### REQUIRED TASK:
Find each line with the word "singleton" and copy it.

- - - -

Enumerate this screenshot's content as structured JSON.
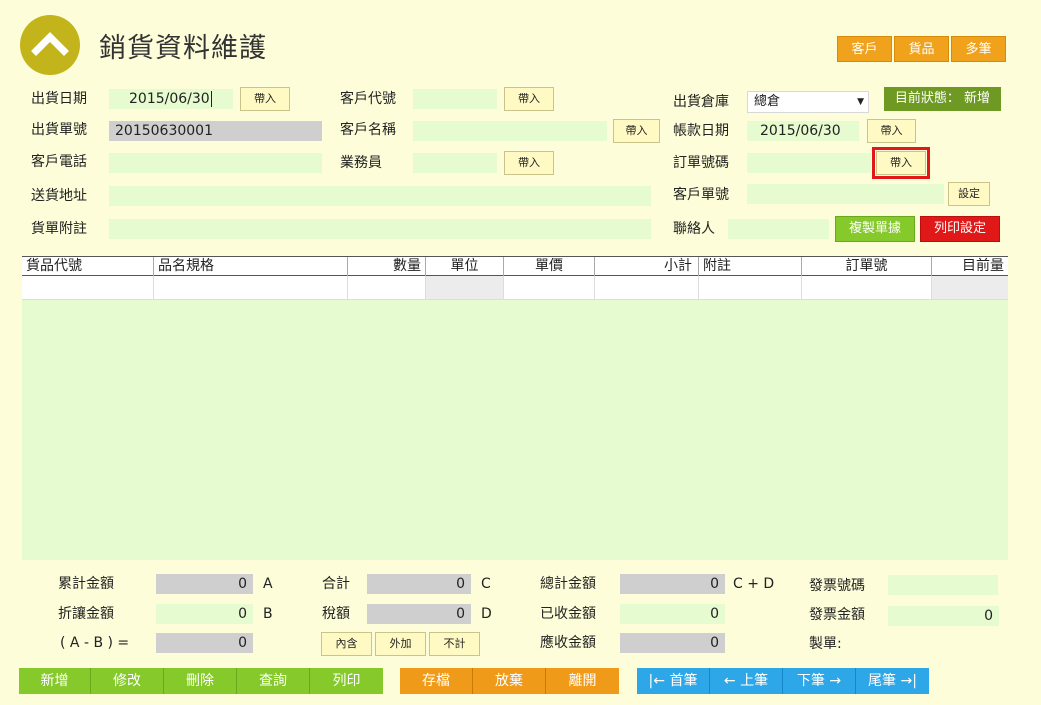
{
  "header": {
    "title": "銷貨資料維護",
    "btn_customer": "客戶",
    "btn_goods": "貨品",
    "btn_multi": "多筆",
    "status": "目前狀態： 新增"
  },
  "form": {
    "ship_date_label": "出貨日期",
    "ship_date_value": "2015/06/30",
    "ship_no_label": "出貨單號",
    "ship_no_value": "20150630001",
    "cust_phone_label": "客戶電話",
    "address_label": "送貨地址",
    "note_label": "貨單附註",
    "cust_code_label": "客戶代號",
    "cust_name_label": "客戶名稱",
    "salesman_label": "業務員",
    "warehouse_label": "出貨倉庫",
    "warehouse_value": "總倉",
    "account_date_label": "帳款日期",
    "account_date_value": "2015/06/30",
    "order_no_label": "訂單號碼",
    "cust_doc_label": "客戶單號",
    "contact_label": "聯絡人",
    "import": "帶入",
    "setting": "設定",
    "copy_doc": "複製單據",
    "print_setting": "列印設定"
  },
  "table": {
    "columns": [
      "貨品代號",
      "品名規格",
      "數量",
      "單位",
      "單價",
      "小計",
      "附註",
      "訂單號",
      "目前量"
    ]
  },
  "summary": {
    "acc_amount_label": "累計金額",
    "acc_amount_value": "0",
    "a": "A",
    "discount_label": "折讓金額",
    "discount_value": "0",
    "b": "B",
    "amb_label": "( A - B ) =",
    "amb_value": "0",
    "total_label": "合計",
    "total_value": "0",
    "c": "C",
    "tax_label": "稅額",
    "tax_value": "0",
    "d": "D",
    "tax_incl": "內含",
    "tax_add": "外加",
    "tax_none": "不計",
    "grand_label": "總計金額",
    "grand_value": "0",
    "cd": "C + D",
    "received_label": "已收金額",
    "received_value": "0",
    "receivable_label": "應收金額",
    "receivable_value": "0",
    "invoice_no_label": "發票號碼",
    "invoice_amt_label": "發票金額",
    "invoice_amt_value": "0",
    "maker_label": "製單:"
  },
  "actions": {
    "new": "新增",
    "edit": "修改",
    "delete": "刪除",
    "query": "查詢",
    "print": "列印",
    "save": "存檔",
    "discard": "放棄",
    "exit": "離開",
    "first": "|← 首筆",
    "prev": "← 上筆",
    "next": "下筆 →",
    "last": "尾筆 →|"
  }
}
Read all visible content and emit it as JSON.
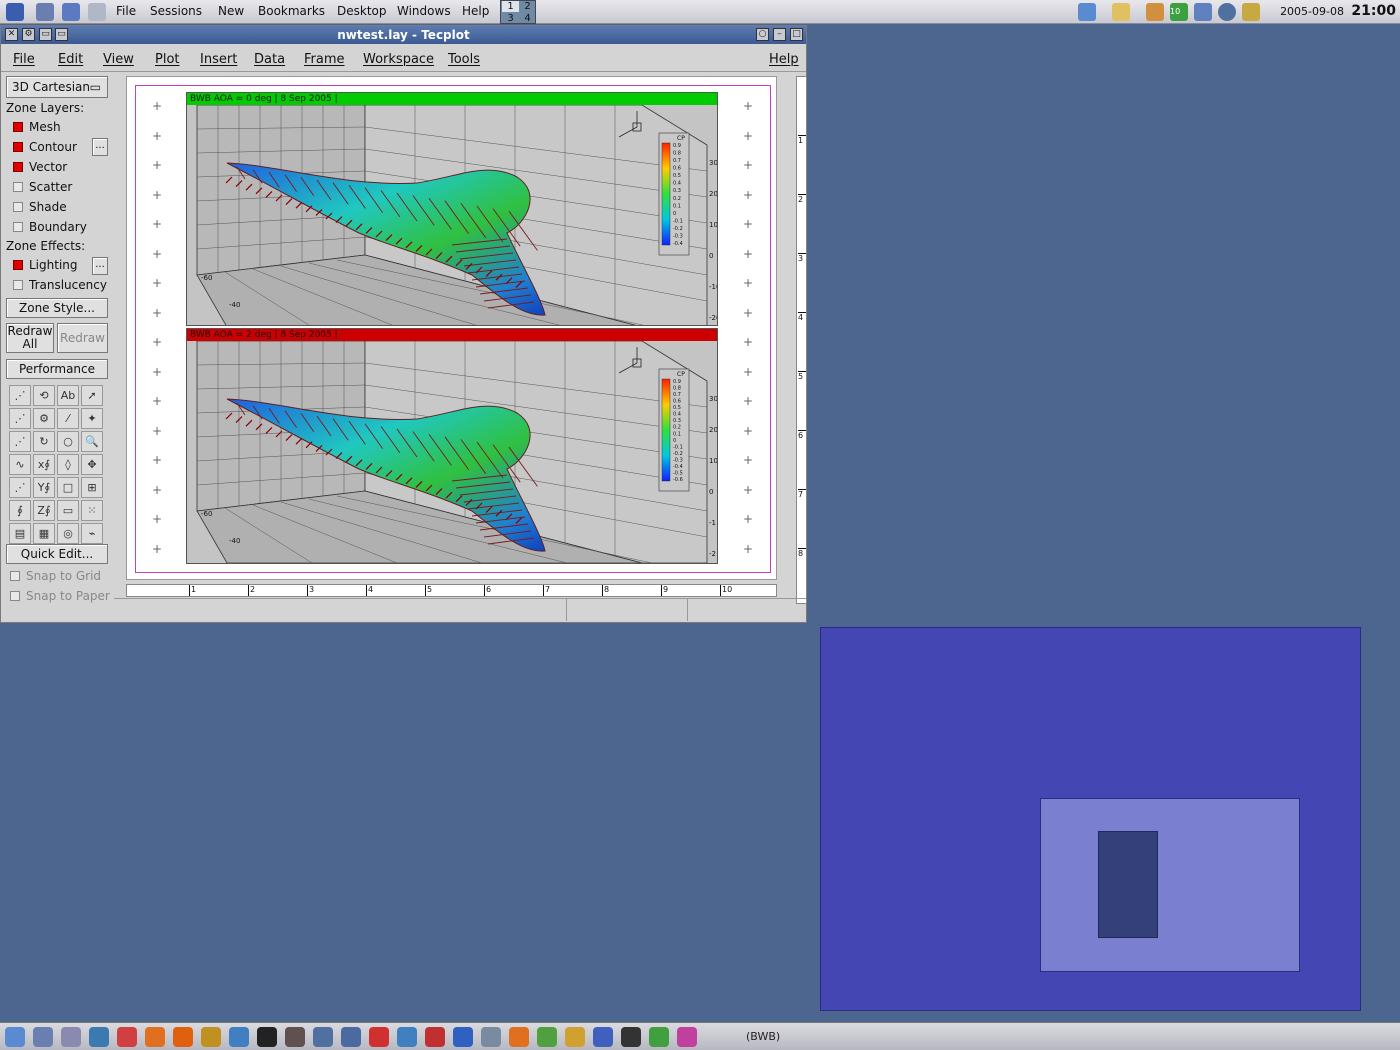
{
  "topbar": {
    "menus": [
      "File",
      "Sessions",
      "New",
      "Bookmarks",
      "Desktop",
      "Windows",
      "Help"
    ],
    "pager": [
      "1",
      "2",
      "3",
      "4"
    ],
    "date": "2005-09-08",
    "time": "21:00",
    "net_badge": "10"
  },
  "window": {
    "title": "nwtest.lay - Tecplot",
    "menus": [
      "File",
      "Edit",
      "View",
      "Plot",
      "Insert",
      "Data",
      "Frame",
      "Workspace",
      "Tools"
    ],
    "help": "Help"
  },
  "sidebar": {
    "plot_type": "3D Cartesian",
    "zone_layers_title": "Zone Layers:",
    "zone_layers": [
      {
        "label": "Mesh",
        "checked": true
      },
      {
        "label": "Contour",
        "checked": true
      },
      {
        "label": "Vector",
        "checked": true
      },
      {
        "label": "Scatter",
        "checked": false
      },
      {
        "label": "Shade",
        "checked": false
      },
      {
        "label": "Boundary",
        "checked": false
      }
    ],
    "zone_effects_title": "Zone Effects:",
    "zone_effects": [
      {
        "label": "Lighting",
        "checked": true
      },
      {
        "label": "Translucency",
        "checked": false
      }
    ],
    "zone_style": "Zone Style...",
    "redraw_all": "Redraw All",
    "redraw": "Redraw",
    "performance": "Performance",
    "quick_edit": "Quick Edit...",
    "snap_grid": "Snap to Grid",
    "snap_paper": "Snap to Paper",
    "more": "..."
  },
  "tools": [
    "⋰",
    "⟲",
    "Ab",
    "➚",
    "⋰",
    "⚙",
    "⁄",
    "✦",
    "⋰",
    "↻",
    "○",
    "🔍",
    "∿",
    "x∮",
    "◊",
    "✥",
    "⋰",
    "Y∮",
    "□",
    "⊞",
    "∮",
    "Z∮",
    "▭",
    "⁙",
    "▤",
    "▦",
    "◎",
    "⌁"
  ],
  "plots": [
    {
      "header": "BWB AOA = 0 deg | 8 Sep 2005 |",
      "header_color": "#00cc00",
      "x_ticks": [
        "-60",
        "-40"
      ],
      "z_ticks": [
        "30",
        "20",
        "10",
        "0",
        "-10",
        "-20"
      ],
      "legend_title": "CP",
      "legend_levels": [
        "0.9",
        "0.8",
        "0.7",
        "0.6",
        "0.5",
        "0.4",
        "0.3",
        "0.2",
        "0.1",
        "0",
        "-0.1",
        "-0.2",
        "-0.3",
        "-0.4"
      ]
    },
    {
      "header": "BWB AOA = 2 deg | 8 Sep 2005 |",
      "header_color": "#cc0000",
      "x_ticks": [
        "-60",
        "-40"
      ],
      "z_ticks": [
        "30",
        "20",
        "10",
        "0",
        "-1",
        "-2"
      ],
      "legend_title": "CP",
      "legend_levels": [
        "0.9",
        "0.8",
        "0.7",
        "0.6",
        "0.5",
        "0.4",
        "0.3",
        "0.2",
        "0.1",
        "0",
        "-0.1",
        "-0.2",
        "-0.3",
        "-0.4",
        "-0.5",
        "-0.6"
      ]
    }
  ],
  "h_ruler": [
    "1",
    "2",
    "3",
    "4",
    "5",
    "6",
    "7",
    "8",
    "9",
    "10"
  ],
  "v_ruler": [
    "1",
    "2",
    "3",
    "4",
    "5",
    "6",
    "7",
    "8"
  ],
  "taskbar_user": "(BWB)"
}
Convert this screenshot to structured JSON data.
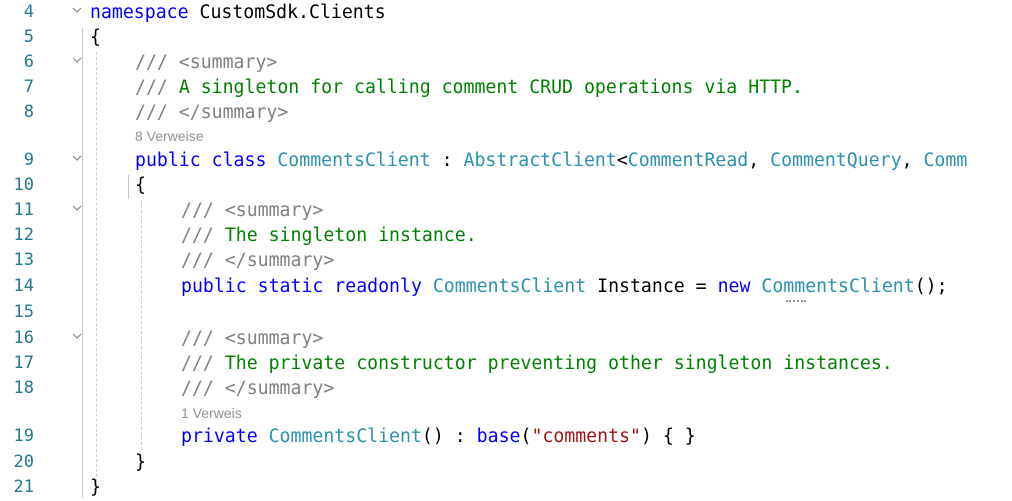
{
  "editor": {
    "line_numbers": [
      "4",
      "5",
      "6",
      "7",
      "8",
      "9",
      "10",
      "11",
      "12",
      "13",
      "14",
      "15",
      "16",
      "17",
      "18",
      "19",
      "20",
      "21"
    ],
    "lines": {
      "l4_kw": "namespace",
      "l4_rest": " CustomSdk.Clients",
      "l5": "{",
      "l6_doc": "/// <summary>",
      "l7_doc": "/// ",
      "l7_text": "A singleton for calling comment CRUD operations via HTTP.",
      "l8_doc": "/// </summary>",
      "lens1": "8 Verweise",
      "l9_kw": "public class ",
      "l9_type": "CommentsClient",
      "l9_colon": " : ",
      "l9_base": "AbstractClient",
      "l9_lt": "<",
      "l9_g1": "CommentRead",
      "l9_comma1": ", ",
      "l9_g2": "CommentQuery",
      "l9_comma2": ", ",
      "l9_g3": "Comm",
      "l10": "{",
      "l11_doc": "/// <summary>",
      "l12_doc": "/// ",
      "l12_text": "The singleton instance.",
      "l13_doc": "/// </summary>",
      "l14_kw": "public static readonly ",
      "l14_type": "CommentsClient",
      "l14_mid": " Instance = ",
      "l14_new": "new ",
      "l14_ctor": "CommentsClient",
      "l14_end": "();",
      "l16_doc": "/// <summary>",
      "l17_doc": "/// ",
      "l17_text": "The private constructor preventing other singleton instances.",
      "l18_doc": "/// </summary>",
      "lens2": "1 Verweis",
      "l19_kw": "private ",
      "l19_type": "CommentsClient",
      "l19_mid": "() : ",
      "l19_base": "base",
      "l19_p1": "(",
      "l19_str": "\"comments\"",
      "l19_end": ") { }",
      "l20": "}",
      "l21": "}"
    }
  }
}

- - - -

### FINISHED ANSWER:
      "l7_text": "A singleton for calling comment CRUD operations via HTTP.",
      "l12_text": "The singleton instance.",
      "l17_text": "The private constructor preventing other singleton instances.",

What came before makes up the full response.